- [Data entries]
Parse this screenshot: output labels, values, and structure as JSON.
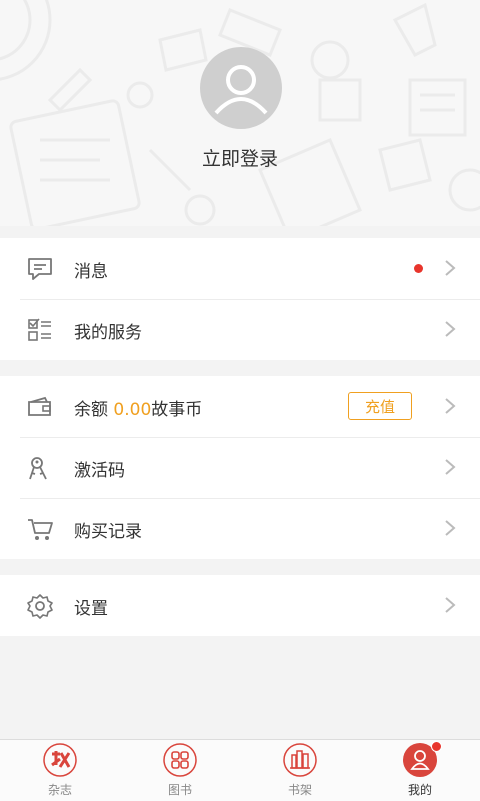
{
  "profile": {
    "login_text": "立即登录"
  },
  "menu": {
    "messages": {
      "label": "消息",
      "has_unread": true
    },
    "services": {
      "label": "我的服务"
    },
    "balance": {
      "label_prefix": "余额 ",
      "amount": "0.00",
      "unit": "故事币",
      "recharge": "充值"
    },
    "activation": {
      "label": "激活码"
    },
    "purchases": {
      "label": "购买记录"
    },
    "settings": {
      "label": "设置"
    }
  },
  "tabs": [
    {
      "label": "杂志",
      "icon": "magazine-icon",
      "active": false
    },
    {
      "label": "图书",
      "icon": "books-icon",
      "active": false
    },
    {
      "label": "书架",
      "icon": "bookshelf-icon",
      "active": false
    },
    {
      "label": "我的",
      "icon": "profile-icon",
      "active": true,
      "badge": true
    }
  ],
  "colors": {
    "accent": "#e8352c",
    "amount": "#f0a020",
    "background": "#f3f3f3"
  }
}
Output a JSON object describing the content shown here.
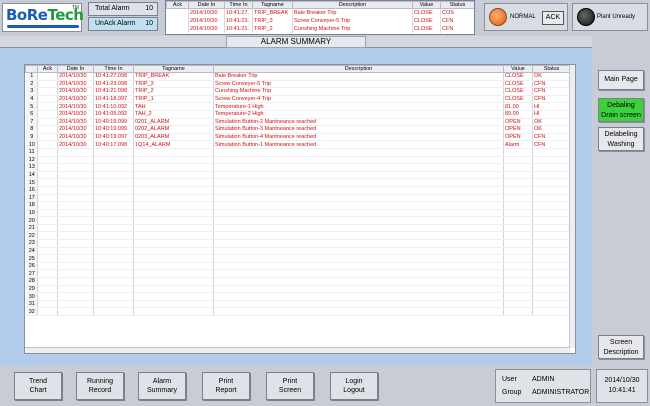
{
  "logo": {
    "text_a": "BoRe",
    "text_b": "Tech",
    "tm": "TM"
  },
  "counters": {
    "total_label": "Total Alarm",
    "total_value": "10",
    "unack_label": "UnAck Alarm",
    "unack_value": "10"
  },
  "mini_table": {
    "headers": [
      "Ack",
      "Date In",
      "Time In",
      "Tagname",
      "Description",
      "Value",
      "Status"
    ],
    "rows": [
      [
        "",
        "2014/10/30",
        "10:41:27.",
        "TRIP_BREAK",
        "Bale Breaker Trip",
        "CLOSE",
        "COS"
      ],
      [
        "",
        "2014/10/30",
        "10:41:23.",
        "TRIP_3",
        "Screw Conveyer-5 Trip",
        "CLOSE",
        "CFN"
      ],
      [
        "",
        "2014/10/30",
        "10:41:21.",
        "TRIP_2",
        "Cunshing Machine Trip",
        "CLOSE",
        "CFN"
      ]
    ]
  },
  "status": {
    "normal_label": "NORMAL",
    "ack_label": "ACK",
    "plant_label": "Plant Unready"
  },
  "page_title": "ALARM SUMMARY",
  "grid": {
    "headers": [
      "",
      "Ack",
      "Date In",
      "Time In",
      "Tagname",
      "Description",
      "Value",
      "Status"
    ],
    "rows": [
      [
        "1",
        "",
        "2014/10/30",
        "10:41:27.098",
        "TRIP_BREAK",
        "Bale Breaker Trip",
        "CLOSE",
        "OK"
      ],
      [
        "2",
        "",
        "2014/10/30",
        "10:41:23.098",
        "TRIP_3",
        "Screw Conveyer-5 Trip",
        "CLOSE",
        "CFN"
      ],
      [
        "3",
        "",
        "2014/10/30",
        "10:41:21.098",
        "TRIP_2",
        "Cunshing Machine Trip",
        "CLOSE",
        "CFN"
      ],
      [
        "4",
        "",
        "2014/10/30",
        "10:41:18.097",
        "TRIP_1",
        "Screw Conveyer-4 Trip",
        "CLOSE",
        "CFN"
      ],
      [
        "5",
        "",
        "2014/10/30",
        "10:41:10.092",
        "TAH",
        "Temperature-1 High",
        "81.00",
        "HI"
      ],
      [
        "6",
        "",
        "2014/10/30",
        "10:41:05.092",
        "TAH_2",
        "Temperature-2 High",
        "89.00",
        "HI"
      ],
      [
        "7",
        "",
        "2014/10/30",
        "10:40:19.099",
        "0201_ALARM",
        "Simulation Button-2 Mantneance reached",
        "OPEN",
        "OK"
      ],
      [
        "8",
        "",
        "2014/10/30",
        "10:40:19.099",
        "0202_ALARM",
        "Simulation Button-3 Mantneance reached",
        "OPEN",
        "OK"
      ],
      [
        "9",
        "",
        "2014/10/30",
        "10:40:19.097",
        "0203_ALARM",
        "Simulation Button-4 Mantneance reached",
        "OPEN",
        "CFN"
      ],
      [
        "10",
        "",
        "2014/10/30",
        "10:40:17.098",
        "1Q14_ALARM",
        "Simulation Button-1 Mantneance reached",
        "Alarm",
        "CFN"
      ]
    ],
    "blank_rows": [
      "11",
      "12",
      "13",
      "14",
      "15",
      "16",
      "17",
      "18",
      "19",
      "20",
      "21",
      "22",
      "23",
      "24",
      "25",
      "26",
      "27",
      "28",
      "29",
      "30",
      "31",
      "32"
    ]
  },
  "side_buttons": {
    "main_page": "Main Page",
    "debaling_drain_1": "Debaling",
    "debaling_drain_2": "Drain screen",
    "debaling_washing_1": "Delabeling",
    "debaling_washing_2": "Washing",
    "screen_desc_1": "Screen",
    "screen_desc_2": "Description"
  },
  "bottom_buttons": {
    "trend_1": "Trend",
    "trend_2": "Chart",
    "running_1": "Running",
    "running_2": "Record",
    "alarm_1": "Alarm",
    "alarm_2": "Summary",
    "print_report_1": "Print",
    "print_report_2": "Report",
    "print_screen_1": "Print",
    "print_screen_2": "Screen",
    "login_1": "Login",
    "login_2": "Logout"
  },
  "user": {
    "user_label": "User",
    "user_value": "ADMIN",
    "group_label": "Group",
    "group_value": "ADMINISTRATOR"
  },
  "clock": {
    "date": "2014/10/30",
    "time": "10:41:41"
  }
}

- [What is asked]
Return each line of the listing that holds the string "Temperature".

- [Answer in full]
        "Temperature-1 High",
        "Temperature-2 High",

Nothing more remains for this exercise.